Extracted data entries
= = = =
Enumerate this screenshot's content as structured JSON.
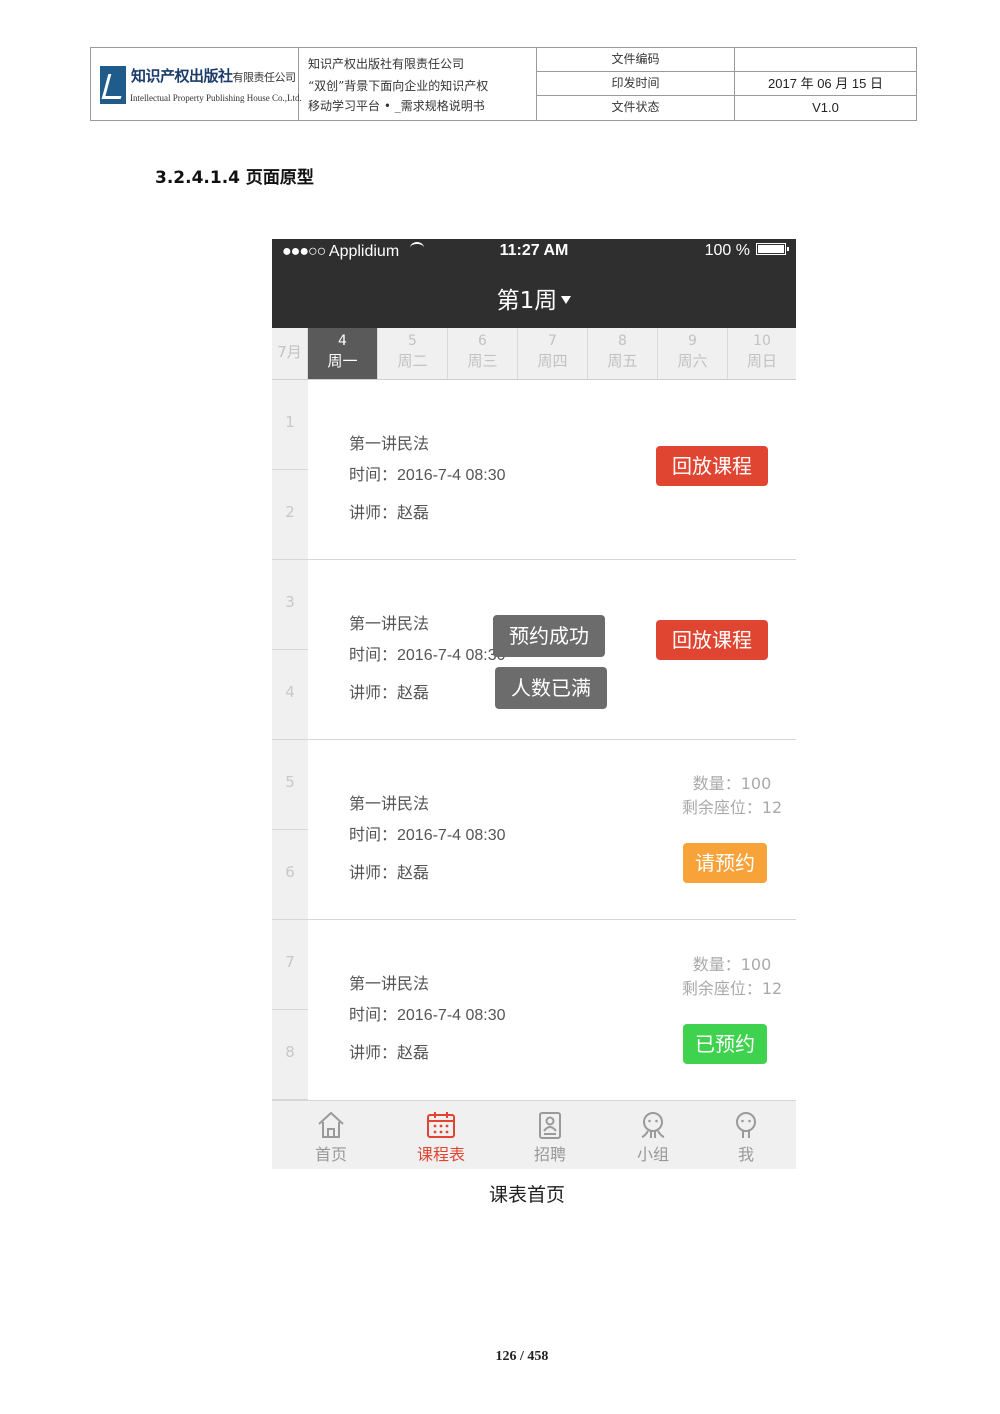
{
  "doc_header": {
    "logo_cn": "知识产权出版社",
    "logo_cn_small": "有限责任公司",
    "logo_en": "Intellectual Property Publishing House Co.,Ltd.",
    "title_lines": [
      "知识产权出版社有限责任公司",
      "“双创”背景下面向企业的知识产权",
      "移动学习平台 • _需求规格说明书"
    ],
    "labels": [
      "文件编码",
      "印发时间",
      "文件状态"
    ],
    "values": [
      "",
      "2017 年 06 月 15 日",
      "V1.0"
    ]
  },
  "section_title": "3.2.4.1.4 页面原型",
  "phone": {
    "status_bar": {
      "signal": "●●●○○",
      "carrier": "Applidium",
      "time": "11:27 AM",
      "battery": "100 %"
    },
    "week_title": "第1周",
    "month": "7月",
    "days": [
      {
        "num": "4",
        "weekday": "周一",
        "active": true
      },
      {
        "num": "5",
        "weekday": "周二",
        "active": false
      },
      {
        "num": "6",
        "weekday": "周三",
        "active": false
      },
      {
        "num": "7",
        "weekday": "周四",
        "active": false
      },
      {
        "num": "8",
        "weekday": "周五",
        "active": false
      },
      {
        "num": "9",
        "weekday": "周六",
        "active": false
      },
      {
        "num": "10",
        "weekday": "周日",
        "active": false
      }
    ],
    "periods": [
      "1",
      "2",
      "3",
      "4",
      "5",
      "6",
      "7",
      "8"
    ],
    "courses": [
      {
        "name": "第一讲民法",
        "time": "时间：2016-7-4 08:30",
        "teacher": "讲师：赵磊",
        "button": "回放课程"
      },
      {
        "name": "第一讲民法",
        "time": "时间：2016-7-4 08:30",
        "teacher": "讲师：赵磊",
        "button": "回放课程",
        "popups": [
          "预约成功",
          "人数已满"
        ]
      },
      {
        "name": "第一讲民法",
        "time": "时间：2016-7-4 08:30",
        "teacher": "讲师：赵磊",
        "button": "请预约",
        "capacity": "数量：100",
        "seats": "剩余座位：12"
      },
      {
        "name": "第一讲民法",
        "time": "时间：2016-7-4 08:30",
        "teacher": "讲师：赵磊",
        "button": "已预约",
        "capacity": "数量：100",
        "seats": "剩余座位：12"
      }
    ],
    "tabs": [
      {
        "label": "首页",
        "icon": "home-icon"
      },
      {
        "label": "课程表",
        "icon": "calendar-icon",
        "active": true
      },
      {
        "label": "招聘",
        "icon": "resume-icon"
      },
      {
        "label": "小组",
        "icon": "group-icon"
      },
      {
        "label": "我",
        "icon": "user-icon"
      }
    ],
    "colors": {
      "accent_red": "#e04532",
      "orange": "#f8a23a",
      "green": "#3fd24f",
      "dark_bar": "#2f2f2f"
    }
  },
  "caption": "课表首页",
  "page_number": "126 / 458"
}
= = = =
WRITTEN INSTRUCTION.
Omit every picture while copying the listing above exactly.

ANSWER TO THE TASK.
Enumerate this screenshot's content as structured JSON.
{
  "doc_header": {
    "logo_cn": "知识产权出版社",
    "logo_cn_small": "有限责任公司",
    "logo_en": "Intellectual Property Publishing House Co.,Ltd.",
    "title_lines": [
      "知识产权出版社有限责任公司",
      "“双创”背景下面向企业的知识产权",
      "移动学习平台 • _需求规格说明书"
    ],
    "labels": [
      "文件编码",
      "印发时间",
      "文件状态"
    ],
    "values": [
      "",
      "2017 年 06 月 15 日",
      "V1.0"
    ]
  },
  "section_title": "3.2.4.1.4 页面原型",
  "phone": {
    "status_bar": {
      "signal": "●●●○○",
      "carrier": "Applidium",
      "time": "11:27 AM",
      "battery": "100 %"
    },
    "week_title": "第1周",
    "month": "7月",
    "days": [
      {
        "num": "4",
        "weekday": "周一",
        "active": true
      },
      {
        "num": "5",
        "weekday": "周二",
        "active": false
      },
      {
        "num": "6",
        "weekday": "周三",
        "active": false
      },
      {
        "num": "7",
        "weekday": "周四",
        "active": false
      },
      {
        "num": "8",
        "weekday": "周五",
        "active": false
      },
      {
        "num": "9",
        "weekday": "周六",
        "active": false
      },
      {
        "num": "10",
        "weekday": "周日",
        "active": false
      }
    ],
    "periods": [
      "1",
      "2",
      "3",
      "4",
      "5",
      "6",
      "7",
      "8"
    ],
    "courses": [
      {
        "name": "第一讲民法",
        "time": "时间：2016-7-4 08:30",
        "teacher": "讲师：赵磊",
        "button": "回放课程"
      },
      {
        "name": "第一讲民法",
        "time": "时间：2016-7-4 08:30",
        "teacher": "讲师：赵磊",
        "button": "回放课程",
        "popups": [
          "预约成功",
          "人数已满"
        ]
      },
      {
        "name": "第一讲民法",
        "time": "时间：2016-7-4 08:30",
        "teacher": "讲师：赵磊",
        "button": "请预约",
        "capacity": "数量：100",
        "seats": "剩余座位：12"
      },
      {
        "name": "第一讲民法",
        "time": "时间：2016-7-4 08:30",
        "teacher": "讲师：赵磊",
        "button": "已预约",
        "capacity": "数量：100",
        "seats": "剩余座位：12"
      }
    ],
    "tabs": [
      {
        "label": "首页",
        "icon": "home-icon"
      },
      {
        "label": "课程表",
        "icon": "calendar-icon",
        "active": true
      },
      {
        "label": "招聘",
        "icon": "resume-icon"
      },
      {
        "label": "小组",
        "icon": "group-icon"
      },
      {
        "label": "我",
        "icon": "user-icon"
      }
    ],
    "colors": {
      "accent_red": "#e04532",
      "orange": "#f8a23a",
      "green": "#3fd24f",
      "dark_bar": "#2f2f2f"
    }
  },
  "caption": "课表首页",
  "page_number": "126 / 458"
}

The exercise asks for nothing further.